**Data supplied**
— Start —
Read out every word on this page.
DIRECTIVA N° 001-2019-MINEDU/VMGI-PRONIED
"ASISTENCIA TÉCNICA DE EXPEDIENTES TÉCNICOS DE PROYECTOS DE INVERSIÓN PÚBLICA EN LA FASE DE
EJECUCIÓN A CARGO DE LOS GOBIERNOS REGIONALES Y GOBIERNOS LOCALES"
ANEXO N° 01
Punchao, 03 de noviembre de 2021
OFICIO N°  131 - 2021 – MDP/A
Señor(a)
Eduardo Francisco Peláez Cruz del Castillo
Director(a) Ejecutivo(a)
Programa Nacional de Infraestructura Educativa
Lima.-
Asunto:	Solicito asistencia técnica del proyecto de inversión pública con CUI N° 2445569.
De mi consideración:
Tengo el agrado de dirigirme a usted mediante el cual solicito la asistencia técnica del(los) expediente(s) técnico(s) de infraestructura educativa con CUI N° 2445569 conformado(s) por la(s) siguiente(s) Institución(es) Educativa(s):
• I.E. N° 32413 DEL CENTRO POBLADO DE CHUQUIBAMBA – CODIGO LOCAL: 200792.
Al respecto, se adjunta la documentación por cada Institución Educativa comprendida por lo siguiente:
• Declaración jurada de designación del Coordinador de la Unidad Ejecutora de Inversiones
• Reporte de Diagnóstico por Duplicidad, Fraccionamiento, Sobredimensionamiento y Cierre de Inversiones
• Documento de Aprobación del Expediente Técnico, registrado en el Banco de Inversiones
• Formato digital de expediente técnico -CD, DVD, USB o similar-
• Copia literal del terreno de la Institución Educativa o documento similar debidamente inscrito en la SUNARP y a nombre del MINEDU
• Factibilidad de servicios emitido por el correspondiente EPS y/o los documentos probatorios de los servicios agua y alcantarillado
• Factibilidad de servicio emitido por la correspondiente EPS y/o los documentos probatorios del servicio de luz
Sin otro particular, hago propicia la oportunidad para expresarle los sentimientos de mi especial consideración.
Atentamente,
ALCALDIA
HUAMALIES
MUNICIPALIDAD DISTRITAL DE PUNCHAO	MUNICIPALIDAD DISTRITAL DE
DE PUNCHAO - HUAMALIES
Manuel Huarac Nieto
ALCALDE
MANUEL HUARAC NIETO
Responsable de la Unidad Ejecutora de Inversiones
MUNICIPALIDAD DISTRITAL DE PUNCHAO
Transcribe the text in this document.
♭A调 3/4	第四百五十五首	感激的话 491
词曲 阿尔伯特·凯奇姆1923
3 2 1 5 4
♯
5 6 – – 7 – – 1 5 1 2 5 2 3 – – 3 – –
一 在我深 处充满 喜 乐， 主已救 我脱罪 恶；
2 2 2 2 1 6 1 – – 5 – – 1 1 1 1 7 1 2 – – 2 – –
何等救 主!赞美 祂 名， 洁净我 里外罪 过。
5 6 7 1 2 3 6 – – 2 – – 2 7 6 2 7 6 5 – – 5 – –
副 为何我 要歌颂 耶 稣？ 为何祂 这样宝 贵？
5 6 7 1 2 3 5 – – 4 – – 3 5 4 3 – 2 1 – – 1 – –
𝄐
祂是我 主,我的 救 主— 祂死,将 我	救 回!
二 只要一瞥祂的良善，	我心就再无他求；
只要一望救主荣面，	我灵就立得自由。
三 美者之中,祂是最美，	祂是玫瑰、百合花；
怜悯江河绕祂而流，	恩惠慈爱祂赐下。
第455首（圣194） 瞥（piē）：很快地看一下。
— End —
The lines to reproduce run from the line containing "Transcribe the text in this document." to the end of the listing; write them out exactly and add nothing.

**Complete output**
Transcribe the text in this document.
♭A调 3/4	第四百五十五首	感激的话 491
词曲 阿尔伯特·凯奇姆1923
3 2 1 5 4
♯
5 6 – – 7 – – 1 5 1 2 5 2 3 – – 3 – –
一 在我深 处充满 喜 乐， 主已救 我脱罪 恶；
2 2 2 2 1 6 1 – – 5 – – 1 1 1 1 7 1 2 – – 2 – –
何等救 主!赞美 祂 名， 洁净我 里外罪 过。
5 6 7 1 2 3 6 – – 2 – – 2 7 6 2 7 6 5 – – 5 – –
副 为何我 要歌颂 耶 稣？ 为何祂 这样宝 贵？
5 6 7 1 2 3 5 – – 4 – – 3 5 4 3 – 2 1 – – 1 – –
𝄐
祂是我 主,我的 救 主— 祂死,将 我	救 回!
二 只要一瞥祂的良善，	我心就再无他求；
只要一望救主荣面，	我灵就立得自由。
三 美者之中,祂是最美，	祂是玫瑰、百合花；
怜悯江河绕祂而流，	恩惠慈爱祂赐下。
第455首（圣194） 瞥（piē）：很快地看一下。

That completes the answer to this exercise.